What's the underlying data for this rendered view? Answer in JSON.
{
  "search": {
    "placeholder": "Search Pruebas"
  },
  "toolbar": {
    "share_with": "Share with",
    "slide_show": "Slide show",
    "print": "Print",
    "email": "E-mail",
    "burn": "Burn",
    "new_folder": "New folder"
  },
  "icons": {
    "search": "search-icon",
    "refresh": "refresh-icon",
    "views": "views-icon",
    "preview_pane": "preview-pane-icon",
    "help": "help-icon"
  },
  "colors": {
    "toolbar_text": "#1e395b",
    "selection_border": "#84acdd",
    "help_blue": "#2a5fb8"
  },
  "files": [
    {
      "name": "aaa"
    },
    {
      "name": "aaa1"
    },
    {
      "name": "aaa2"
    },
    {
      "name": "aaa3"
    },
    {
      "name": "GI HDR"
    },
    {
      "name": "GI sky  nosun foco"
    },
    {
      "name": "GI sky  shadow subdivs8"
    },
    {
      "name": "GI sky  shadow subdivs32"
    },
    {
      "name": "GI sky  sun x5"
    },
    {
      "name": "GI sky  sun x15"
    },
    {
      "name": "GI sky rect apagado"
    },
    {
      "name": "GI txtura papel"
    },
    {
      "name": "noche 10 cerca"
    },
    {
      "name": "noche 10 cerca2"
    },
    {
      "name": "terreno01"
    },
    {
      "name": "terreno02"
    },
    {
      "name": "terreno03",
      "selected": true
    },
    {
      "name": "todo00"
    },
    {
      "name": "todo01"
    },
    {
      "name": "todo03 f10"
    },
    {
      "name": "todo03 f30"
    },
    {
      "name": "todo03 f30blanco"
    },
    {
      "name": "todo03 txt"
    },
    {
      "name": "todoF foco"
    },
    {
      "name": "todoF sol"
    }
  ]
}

> _Stated problem_
Find the lines with the string "foco" and reproduce them.

> _Right answer_
      "name": "GI sky  nosun foco"
      "name": "todoF foco"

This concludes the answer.